▶ DIRECTIONS FOR THIS TASK
Each entry below is to be printed verbatim.

▶ INFORMATION SUPPLIED

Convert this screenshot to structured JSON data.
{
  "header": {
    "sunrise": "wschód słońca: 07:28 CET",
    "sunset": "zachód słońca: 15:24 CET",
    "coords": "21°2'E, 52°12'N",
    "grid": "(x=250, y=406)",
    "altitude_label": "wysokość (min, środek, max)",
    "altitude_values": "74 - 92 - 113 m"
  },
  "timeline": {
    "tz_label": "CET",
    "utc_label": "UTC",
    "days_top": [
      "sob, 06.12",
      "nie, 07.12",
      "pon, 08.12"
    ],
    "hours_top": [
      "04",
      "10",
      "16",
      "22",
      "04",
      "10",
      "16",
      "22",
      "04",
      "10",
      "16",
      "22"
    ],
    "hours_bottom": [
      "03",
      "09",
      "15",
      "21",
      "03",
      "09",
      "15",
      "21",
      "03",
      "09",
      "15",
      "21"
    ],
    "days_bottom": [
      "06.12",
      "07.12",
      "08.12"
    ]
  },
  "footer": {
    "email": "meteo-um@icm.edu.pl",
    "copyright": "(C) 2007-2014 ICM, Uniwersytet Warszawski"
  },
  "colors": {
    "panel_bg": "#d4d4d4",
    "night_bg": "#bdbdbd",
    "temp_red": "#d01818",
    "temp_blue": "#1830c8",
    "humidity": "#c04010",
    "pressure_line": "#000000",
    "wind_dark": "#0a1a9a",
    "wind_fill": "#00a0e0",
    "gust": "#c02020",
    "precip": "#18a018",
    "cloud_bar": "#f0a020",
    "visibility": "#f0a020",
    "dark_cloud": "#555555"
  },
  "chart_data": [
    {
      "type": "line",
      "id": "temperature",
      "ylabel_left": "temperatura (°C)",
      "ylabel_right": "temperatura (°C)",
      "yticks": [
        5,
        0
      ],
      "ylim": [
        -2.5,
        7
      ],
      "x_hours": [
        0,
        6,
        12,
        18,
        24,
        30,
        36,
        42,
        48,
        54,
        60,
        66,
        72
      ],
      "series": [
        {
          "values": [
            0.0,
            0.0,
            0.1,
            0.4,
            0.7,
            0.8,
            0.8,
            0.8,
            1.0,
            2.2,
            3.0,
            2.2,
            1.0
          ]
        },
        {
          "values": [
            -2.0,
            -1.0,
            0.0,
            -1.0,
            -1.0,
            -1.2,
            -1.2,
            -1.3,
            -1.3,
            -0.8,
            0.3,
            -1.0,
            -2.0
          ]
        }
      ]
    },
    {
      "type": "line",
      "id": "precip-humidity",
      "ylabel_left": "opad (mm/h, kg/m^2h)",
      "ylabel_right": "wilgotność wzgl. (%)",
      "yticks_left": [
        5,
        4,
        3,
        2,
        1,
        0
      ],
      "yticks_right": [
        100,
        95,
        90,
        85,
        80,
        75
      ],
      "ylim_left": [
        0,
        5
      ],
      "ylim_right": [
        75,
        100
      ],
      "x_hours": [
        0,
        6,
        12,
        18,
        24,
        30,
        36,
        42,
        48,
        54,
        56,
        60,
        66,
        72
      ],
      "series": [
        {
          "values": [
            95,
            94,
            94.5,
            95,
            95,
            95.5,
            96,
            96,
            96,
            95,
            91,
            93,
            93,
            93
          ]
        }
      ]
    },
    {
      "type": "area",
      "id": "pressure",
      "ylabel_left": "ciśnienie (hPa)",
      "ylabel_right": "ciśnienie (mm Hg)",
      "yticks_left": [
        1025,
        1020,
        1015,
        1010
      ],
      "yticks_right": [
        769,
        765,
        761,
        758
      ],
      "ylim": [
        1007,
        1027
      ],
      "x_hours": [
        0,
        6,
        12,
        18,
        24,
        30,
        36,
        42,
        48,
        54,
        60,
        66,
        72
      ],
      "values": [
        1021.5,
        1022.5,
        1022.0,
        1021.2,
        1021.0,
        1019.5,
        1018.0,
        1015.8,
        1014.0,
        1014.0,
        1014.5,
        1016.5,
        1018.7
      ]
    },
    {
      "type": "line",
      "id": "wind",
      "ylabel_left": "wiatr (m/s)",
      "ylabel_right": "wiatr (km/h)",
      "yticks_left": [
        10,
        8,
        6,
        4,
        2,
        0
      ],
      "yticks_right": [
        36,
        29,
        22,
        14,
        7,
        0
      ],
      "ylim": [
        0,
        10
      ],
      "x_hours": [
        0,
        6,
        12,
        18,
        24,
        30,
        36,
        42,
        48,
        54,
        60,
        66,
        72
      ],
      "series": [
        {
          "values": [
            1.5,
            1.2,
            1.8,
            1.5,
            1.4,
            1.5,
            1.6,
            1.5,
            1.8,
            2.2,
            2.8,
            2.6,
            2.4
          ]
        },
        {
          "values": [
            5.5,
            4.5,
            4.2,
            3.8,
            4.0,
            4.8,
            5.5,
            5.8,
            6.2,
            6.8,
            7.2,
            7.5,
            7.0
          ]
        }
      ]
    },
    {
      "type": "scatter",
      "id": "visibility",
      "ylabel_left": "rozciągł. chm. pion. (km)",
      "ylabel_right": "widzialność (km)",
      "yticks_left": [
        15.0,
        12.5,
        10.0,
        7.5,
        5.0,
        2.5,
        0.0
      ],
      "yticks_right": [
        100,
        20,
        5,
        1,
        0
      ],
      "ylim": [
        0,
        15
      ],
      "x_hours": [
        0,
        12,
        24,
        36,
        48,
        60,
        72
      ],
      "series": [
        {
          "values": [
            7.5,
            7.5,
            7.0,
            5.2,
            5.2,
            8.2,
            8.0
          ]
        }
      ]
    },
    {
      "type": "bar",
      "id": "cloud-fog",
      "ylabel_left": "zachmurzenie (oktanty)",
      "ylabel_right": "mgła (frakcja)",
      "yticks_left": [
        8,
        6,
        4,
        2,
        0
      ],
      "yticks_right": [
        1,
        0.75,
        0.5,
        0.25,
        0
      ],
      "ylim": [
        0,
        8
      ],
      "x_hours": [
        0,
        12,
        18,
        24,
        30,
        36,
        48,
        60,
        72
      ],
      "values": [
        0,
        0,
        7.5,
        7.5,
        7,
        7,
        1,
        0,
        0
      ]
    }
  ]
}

▶ WRITTEN RESPONSE
Convert this screenshot to structured JSON data.
{
  "header": {
    "sunrise": "wschód słońca: 07:28 CET",
    "sunset": "zachód słońca: 15:24 CET",
    "coords": "21°2'E, 52°12'N",
    "grid": "(x=250, y=406)",
    "altitude_label": "wysokość (min, środek, max)",
    "altitude_values": "74 - 92 - 113 m"
  },
  "timeline": {
    "tz_label": "CET",
    "utc_label": "UTC",
    "days_top": [
      "sob, 06.12",
      "nie, 07.12",
      "pon, 08.12"
    ],
    "hours_top": [
      "04",
      "10",
      "16",
      "22",
      "04",
      "10",
      "16",
      "22",
      "04",
      "10",
      "16",
      "22"
    ],
    "hours_bottom": [
      "03",
      "09",
      "15",
      "21",
      "03",
      "09",
      "15",
      "21",
      "03",
      "09",
      "15",
      "21"
    ],
    "days_bottom": [
      "06.12",
      "07.12",
      "08.12"
    ]
  },
  "footer": {
    "email": "meteo-um@icm.edu.pl",
    "copyright": "(C) 2007-2014 ICM, Uniwersytet Warszawski"
  },
  "colors": {
    "panel_bg": "#d4d4d4",
    "night_bg": "#bdbdbd",
    "temp_red": "#d01818",
    "temp_blue": "#1830c8",
    "humidity": "#c04010",
    "pressure_line": "#000000",
    "wind_dark": "#0a1a9a",
    "wind_fill": "#00a0e0",
    "gust": "#c02020",
    "precip": "#18a018",
    "cloud_bar": "#f0a020",
    "visibility": "#f0a020",
    "dark_cloud": "#555555"
  },
  "chart_data": [
    {
      "type": "line",
      "id": "temperature",
      "ylabel_left": "temperatura (°C)",
      "ylabel_right": "temperatura (°C)",
      "yticks": [
        5,
        0
      ],
      "ylim": [
        -2.5,
        7
      ],
      "x_hours": [
        0,
        6,
        12,
        18,
        24,
        30,
        36,
        42,
        48,
        54,
        60,
        66,
        72
      ],
      "series": [
        {
          "values": [
            0.0,
            0.0,
            0.1,
            0.4,
            0.7,
            0.8,
            0.8,
            0.8,
            1.0,
            2.2,
            3.0,
            2.2,
            1.0
          ]
        },
        {
          "values": [
            -2.0,
            -1.0,
            0.0,
            -1.0,
            -1.0,
            -1.2,
            -1.2,
            -1.3,
            -1.3,
            -0.8,
            0.3,
            -1.0,
            -2.0
          ]
        }
      ]
    },
    {
      "type": "line",
      "id": "precip-humidity",
      "ylabel_left": "opad (mm/h, kg/m^2h)",
      "ylabel_right": "wilgotność wzgl. (%)",
      "yticks_left": [
        5,
        4,
        3,
        2,
        1,
        0
      ],
      "yticks_right": [
        100,
        95,
        90,
        85,
        80,
        75
      ],
      "ylim_left": [
        0,
        5
      ],
      "ylim_right": [
        75,
        100
      ],
      "x_hours": [
        0,
        6,
        12,
        18,
        24,
        30,
        36,
        42,
        48,
        54,
        56,
        60,
        66,
        72
      ],
      "series": [
        {
          "values": [
            95,
            94,
            94.5,
            95,
            95,
            95.5,
            96,
            96,
            96,
            95,
            91,
            93,
            93,
            93
          ]
        }
      ]
    },
    {
      "type": "area",
      "id": "pressure",
      "ylabel_left": "ciśnienie (hPa)",
      "ylabel_right": "ciśnienie (mm Hg)",
      "yticks_left": [
        1025,
        1020,
        1015,
        1010
      ],
      "yticks_right": [
        769,
        765,
        761,
        758
      ],
      "ylim": [
        1007,
        1027
      ],
      "x_hours": [
        0,
        6,
        12,
        18,
        24,
        30,
        36,
        42,
        48,
        54,
        60,
        66,
        72
      ],
      "values": [
        1021.5,
        1022.5,
        1022.0,
        1021.2,
        1021.0,
        1019.5,
        1018.0,
        1015.8,
        1014.0,
        1014.0,
        1014.5,
        1016.5,
        1018.7
      ]
    },
    {
      "type": "line",
      "id": "wind",
      "ylabel_left": "wiatr (m/s)",
      "ylabel_right": "wiatr (km/h)",
      "yticks_left": [
        10,
        8,
        6,
        4,
        2,
        0
      ],
      "yticks_right": [
        36,
        29,
        22,
        14,
        7,
        0
      ],
      "ylim": [
        0,
        10
      ],
      "x_hours": [
        0,
        6,
        12,
        18,
        24,
        30,
        36,
        42,
        48,
        54,
        60,
        66,
        72
      ],
      "series": [
        {
          "values": [
            1.5,
            1.2,
            1.8,
            1.5,
            1.4,
            1.5,
            1.6,
            1.5,
            1.8,
            2.2,
            2.8,
            2.6,
            2.4
          ]
        },
        {
          "values": [
            5.5,
            4.5,
            4.2,
            3.8,
            4.0,
            4.8,
            5.5,
            5.8,
            6.2,
            6.8,
            7.2,
            7.5,
            7.0
          ]
        }
      ]
    },
    {
      "type": "scatter",
      "id": "visibility",
      "ylabel_left": "rozciągł. chm. pion. (km)",
      "ylabel_right": "widzialność (km)",
      "yticks_left": [
        15.0,
        12.5,
        10.0,
        7.5,
        5.0,
        2.5,
        0.0
      ],
      "yticks_right": [
        100,
        20,
        5,
        1,
        0
      ],
      "ylim": [
        0,
        15
      ],
      "x_hours": [
        0,
        12,
        24,
        36,
        48,
        60,
        72
      ],
      "series": [
        {
          "values": [
            7.5,
            7.5,
            7.0,
            5.2,
            5.2,
            8.2,
            8.0
          ]
        }
      ]
    },
    {
      "type": "bar",
      "id": "cloud-fog",
      "ylabel_left": "zachmurzenie (oktanty)",
      "ylabel_right": "mgła (frakcja)",
      "yticks_left": [
        8,
        6,
        4,
        2,
        0
      ],
      "yticks_right": [
        1,
        0.75,
        0.5,
        0.25,
        0
      ],
      "ylim": [
        0,
        8
      ],
      "x_hours": [
        0,
        12,
        18,
        24,
        30,
        36,
        48,
        60,
        72
      ],
      "values": [
        0,
        0,
        7.5,
        7.5,
        7,
        7,
        1,
        0,
        0
      ]
    }
  ]
}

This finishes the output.